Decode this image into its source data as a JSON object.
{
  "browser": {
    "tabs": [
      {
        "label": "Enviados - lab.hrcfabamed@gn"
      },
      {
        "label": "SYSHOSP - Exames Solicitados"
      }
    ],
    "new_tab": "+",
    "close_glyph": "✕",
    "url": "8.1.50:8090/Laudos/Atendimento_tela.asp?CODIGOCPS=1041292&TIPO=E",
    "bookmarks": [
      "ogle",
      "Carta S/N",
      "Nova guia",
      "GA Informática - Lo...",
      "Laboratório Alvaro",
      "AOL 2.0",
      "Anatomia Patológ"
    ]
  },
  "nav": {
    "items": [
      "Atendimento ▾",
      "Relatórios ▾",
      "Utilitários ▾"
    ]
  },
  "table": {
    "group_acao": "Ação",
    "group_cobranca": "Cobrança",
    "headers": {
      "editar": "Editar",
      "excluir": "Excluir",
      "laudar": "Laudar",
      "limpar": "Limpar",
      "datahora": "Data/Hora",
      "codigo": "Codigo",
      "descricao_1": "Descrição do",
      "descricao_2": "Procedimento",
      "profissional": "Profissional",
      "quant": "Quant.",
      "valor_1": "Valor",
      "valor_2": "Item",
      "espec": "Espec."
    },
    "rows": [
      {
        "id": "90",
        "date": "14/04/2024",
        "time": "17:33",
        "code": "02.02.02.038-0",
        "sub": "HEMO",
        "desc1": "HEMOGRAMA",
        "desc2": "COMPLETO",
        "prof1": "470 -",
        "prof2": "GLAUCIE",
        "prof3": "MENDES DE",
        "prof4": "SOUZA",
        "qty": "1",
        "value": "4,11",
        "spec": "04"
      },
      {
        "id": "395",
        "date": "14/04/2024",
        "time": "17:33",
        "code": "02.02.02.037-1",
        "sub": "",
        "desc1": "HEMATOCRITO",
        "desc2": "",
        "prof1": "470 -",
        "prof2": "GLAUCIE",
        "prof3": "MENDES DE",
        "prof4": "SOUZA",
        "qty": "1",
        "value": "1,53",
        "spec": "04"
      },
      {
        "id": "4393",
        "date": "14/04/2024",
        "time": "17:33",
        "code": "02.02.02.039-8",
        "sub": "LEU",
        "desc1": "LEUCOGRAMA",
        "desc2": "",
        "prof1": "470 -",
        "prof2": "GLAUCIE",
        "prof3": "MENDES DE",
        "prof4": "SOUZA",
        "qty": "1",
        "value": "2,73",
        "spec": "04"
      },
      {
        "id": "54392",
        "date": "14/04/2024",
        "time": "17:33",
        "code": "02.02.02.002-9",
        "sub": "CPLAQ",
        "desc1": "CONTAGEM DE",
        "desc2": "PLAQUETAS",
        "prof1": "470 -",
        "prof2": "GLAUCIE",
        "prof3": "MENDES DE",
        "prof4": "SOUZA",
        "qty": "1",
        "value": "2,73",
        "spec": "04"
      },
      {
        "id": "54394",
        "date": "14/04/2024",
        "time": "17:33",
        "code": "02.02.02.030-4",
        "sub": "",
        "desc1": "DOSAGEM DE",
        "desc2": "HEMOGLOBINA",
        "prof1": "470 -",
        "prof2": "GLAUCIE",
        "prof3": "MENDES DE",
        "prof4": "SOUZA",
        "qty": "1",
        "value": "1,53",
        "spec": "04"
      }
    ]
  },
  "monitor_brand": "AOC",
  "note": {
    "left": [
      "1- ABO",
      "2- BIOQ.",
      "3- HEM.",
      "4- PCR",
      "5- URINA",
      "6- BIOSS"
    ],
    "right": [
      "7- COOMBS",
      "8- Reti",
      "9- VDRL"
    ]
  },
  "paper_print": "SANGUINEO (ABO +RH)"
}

- [Stated goal]: How many lines in the entries contain the string "label"? Answer with the number only.

- [Exercise response]: 2